What this task involves
Print all of the data exactly.

Data items
+ + +

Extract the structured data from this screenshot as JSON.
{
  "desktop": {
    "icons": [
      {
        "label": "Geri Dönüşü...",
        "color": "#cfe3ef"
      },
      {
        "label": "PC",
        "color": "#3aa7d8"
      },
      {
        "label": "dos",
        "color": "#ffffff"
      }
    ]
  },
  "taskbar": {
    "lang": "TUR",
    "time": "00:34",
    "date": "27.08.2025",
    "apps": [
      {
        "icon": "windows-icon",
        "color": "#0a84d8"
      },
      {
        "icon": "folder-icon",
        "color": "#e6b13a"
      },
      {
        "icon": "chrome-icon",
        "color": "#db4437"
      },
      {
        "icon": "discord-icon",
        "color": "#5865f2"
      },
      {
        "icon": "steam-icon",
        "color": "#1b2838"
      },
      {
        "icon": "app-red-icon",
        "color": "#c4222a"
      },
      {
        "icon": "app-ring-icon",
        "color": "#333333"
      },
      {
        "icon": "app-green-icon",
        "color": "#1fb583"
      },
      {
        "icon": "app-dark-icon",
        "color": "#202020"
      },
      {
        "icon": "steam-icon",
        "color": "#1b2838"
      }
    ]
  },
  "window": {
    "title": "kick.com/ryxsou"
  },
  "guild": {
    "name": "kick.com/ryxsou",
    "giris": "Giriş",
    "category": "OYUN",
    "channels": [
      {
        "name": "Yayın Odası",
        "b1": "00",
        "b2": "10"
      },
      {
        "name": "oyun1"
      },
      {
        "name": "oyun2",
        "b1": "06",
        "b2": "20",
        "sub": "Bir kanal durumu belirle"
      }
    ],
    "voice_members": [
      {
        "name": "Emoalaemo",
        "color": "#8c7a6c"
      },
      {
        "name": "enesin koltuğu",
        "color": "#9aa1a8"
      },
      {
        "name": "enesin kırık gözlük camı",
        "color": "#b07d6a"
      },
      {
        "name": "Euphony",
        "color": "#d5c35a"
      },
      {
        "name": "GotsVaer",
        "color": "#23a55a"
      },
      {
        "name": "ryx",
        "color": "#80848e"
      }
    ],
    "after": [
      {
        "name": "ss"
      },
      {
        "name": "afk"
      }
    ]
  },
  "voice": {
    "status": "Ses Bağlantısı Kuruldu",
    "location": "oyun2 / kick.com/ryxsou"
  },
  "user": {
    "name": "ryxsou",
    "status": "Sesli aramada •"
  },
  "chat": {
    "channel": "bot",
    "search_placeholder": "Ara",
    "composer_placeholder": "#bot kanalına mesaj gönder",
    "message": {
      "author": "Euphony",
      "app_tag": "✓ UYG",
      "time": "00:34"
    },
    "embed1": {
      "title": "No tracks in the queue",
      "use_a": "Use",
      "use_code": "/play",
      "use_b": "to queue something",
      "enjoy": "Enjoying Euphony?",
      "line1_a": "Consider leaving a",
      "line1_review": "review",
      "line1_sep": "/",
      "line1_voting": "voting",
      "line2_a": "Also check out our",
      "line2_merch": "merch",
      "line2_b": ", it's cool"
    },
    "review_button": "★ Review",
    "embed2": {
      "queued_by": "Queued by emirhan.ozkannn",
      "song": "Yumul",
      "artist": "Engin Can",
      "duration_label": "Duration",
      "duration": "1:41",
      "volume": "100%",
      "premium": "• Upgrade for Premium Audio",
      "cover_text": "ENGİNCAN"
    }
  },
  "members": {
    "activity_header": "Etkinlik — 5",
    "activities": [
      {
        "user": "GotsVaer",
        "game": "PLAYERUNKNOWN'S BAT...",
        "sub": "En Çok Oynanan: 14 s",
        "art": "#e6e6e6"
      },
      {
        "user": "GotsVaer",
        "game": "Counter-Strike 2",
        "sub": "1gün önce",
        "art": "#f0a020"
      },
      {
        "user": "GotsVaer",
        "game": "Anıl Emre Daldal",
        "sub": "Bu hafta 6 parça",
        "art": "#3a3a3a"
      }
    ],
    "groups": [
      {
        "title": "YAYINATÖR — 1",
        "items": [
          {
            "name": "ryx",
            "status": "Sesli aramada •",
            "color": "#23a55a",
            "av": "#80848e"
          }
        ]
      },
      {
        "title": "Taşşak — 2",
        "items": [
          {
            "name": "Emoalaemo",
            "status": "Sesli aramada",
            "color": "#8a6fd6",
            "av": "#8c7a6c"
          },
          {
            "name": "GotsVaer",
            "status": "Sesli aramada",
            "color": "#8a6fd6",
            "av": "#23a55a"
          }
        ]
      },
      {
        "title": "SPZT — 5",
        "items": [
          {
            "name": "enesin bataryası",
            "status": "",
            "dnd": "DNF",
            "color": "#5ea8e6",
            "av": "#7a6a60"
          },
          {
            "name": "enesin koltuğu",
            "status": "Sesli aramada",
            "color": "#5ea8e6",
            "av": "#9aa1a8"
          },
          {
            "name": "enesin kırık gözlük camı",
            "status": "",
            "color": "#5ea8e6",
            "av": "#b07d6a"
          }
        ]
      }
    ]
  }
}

+ + +

Result
Extract the structured data from this screenshot as JSON.
{
  "desktop": {
    "icons": [
      {
        "label": "Geri Dönüşü...",
        "color": "#cfe3ef"
      },
      {
        "label": "PC",
        "color": "#3aa7d8"
      },
      {
        "label": "dos",
        "color": "#ffffff"
      }
    ]
  },
  "taskbar": {
    "lang": "TUR",
    "time": "00:34",
    "date": "27.08.2025",
    "apps": [
      {
        "icon": "windows-icon",
        "color": "#0a84d8"
      },
      {
        "icon": "folder-icon",
        "color": "#e6b13a"
      },
      {
        "icon": "chrome-icon",
        "color": "#db4437"
      },
      {
        "icon": "discord-icon",
        "color": "#5865f2"
      },
      {
        "icon": "steam-icon",
        "color": "#1b2838"
      },
      {
        "icon": "app-red-icon",
        "color": "#c4222a"
      },
      {
        "icon": "app-ring-icon",
        "color": "#333333"
      },
      {
        "icon": "app-green-icon",
        "color": "#1fb583"
      },
      {
        "icon": "app-dark-icon",
        "color": "#202020"
      },
      {
        "icon": "steam-icon",
        "color": "#1b2838"
      }
    ]
  },
  "window": {
    "title": "kick.com/ryxsou"
  },
  "guild": {
    "name": "kick.com/ryxsou",
    "giris": "Giriş",
    "category": "OYUN",
    "channels": [
      {
        "name": "Yayın Odası",
        "b1": "00",
        "b2": "10"
      },
      {
        "name": "oyun1"
      },
      {
        "name": "oyun2",
        "b1": "06",
        "b2": "20",
        "sub": "Bir kanal durumu belirle"
      }
    ],
    "voice_members": [
      {
        "name": "Emoalaemo",
        "color": "#8c7a6c"
      },
      {
        "name": "enesin koltuğu",
        "color": "#9aa1a8"
      },
      {
        "name": "enesin kırık gözlük camı",
        "color": "#b07d6a"
      },
      {
        "name": "Euphony",
        "color": "#d5c35a"
      },
      {
        "name": "GotsVaer",
        "color": "#23a55a"
      },
      {
        "name": "ryx",
        "color": "#80848e"
      }
    ],
    "after": [
      {
        "name": "ss"
      },
      {
        "name": "afk"
      }
    ]
  },
  "voice": {
    "status": "Ses Bağlantısı Kuruldu",
    "location": "oyun2 / kick.com/ryxsou"
  },
  "user": {
    "name": "ryxsou",
    "status": "Sesli aramada •"
  },
  "chat": {
    "channel": "bot",
    "search_placeholder": "Ara",
    "composer_placeholder": "#bot kanalına mesaj gönder",
    "message": {
      "author": "Euphony",
      "app_tag": "✓ UYG",
      "time": "00:34"
    },
    "embed1": {
      "title": "No tracks in the queue",
      "use_a": "Use",
      "use_code": "/play",
      "use_b": "to queue something",
      "enjoy": "Enjoying Euphony?",
      "line1_a": "Consider leaving a",
      "line1_review": "review",
      "line1_sep": "/",
      "line1_voting": "voting",
      "line2_a": "Also check out our",
      "line2_merch": "merch",
      "line2_b": ", it's cool"
    },
    "review_button": "★ Review",
    "embed2": {
      "queued_by": "Queued by emirhan.ozkannn",
      "song": "Yumul",
      "artist": "Engin Can",
      "duration_label": "Duration",
      "duration": "1:41",
      "volume": "100%",
      "premium": "• Upgrade for Premium Audio",
      "cover_text": "ENGİNCAN"
    }
  },
  "members": {
    "activity_header": "Etkinlik — 5",
    "activities": [
      {
        "user": "GotsVaer",
        "game": "PLAYERUNKNOWN'S BAT...",
        "sub": "En Çok Oynanan: 14 s",
        "art": "#e6e6e6"
      },
      {
        "user": "GotsVaer",
        "game": "Counter-Strike 2",
        "sub": "1gün önce",
        "art": "#f0a020"
      },
      {
        "user": "GotsVaer",
        "game": "Anıl Emre Daldal",
        "sub": "Bu hafta 6 parça",
        "art": "#3a3a3a"
      }
    ],
    "groups": [
      {
        "title": "YAYINATÖR — 1",
        "items": [
          {
            "name": "ryx",
            "status": "Sesli aramada •",
            "color": "#23a55a",
            "av": "#80848e"
          }
        ]
      },
      {
        "title": "Taşşak — 2",
        "items": [
          {
            "name": "Emoalaemo",
            "status": "Sesli aramada",
            "color": "#8a6fd6",
            "av": "#8c7a6c"
          },
          {
            "name": "GotsVaer",
            "status": "Sesli aramada",
            "color": "#8a6fd6",
            "av": "#23a55a"
          }
        ]
      },
      {
        "title": "SPZT — 5",
        "items": [
          {
            "name": "enesin bataryası",
            "status": "",
            "dnd": "DNF",
            "color": "#5ea8e6",
            "av": "#7a6a60"
          },
          {
            "name": "enesin koltuğu",
            "status": "Sesli aramada",
            "color": "#5ea8e6",
            "av": "#9aa1a8"
          },
          {
            "name": "enesin kırık gözlük camı",
            "status": "",
            "color": "#5ea8e6",
            "av": "#b07d6a"
          }
        ]
      }
    ]
  }
}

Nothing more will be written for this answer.